>> Begin
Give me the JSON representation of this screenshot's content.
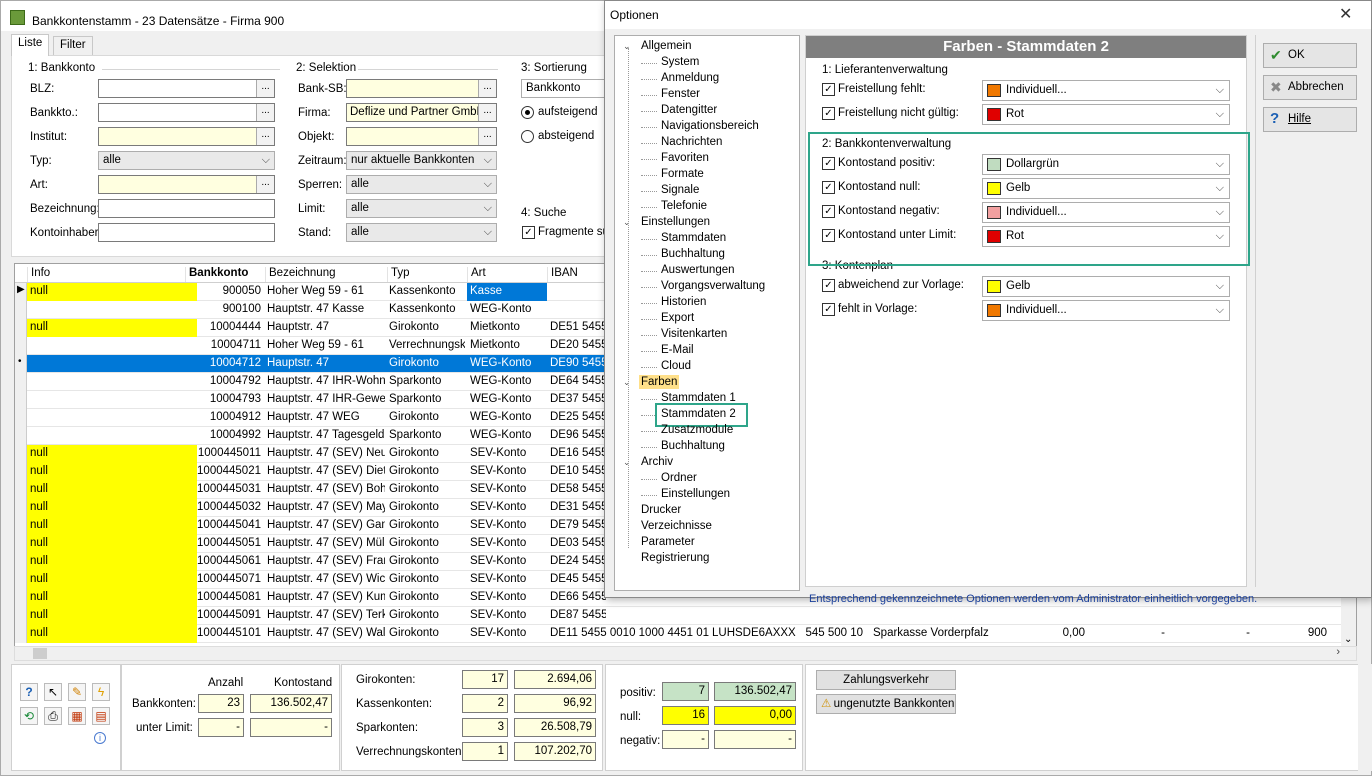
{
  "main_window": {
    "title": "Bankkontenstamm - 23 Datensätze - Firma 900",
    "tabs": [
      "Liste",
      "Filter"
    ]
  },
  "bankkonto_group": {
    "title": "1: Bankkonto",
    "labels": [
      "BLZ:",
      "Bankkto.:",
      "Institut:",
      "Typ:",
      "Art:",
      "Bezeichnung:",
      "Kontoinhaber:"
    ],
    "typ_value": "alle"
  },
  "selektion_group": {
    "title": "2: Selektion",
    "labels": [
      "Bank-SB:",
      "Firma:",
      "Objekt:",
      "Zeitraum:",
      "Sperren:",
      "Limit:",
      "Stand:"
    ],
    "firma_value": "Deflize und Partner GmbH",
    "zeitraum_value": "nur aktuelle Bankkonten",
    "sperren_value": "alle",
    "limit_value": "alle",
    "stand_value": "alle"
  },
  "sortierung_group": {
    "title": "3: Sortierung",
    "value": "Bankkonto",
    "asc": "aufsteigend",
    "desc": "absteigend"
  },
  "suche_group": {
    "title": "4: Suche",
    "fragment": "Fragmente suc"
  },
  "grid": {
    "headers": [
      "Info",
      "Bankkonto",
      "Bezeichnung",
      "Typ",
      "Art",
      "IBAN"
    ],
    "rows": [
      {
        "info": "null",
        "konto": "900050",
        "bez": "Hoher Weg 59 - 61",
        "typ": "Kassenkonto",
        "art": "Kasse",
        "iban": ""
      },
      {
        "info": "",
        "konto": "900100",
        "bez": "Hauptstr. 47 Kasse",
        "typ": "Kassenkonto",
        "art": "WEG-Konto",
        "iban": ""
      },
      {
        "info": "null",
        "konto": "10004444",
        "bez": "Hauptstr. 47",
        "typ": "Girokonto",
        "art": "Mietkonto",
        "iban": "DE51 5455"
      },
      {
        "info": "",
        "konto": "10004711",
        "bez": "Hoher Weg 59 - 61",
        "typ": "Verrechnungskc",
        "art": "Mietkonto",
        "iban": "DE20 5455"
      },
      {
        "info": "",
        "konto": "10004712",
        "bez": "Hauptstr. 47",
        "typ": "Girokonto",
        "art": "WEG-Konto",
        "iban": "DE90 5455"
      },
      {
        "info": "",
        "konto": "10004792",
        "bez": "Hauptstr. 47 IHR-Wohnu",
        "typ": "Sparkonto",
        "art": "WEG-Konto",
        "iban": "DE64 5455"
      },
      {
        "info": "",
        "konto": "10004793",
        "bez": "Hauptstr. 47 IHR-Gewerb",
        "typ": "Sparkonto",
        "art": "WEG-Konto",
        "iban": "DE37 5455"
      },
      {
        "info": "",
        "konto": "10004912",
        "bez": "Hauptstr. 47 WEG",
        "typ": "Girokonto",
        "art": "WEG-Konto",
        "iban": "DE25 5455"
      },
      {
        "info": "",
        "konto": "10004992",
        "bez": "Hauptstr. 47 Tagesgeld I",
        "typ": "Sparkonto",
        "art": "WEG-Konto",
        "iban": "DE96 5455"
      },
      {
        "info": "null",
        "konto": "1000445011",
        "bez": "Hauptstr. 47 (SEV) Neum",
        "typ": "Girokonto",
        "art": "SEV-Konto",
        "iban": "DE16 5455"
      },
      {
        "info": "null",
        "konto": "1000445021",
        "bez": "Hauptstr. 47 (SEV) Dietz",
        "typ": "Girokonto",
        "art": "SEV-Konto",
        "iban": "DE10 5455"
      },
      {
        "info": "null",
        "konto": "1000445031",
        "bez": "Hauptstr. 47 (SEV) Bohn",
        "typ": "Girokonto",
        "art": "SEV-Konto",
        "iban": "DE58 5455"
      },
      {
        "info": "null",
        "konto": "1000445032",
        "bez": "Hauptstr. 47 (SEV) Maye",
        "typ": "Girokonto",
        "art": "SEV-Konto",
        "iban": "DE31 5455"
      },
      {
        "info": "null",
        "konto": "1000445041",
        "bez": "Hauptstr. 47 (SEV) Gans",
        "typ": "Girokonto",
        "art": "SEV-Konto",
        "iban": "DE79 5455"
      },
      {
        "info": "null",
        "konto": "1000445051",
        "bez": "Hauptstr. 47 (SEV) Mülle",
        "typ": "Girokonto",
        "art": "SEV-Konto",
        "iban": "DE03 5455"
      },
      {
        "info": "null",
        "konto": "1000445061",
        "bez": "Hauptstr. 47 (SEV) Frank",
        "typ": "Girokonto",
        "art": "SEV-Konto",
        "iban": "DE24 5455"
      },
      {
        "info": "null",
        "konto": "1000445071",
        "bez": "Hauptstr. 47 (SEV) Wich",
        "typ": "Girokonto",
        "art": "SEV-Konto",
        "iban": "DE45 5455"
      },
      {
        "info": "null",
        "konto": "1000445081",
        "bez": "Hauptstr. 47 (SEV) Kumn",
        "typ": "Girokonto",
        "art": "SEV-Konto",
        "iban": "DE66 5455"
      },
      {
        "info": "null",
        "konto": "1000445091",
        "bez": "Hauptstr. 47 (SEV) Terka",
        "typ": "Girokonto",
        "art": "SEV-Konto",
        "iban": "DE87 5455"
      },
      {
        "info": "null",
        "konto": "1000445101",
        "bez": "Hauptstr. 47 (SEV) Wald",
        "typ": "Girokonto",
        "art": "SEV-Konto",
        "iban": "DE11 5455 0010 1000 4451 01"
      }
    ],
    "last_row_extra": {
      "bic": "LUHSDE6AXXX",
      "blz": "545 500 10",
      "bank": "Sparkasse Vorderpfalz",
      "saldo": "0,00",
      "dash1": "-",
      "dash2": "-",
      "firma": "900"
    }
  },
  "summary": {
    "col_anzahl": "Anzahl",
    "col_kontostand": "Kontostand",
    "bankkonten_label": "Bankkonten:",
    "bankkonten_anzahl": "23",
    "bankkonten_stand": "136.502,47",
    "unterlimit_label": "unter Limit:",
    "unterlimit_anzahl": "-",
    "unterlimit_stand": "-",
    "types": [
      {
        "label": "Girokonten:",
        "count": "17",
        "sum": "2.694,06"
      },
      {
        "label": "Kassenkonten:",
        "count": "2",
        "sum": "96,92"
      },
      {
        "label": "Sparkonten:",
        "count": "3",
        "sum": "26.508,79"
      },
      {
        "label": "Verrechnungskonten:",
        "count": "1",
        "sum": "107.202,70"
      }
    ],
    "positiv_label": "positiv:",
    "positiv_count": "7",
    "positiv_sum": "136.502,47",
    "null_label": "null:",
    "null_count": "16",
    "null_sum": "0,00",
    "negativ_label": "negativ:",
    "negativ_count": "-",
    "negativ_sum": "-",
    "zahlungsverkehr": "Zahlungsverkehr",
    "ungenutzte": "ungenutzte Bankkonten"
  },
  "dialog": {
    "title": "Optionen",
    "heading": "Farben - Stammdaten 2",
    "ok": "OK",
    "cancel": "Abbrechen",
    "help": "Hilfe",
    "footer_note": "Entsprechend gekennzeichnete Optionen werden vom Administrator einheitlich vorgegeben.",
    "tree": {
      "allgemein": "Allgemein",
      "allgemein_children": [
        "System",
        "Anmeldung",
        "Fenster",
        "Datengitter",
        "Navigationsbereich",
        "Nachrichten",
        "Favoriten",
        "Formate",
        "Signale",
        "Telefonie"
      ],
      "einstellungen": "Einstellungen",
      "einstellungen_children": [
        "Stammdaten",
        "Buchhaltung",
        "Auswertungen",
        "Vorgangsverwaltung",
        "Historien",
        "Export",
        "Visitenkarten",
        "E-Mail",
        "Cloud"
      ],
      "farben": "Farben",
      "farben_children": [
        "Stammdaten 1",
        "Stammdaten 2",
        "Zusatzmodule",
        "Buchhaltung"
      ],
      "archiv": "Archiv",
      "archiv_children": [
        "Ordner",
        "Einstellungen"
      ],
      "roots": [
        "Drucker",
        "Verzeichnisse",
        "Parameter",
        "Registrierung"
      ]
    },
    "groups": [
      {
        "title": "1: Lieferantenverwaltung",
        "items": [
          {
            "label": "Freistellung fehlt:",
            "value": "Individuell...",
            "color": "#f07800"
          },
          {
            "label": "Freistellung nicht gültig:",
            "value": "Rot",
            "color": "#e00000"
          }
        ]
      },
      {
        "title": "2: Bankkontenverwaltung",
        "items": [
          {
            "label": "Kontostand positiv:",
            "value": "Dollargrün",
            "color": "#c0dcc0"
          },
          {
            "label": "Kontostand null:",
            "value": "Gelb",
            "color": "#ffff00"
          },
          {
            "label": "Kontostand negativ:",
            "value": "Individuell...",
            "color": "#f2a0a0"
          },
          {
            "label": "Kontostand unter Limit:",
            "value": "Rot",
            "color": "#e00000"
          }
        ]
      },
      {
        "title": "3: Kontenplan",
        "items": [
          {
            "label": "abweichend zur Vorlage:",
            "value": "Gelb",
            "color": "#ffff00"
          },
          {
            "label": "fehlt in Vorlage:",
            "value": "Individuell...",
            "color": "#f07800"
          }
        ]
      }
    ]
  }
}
>> End
-- Given instruction --
Count every line in the data where the string "fehlt" occurs. Give nothing except the number.

-- Exercise solution --
2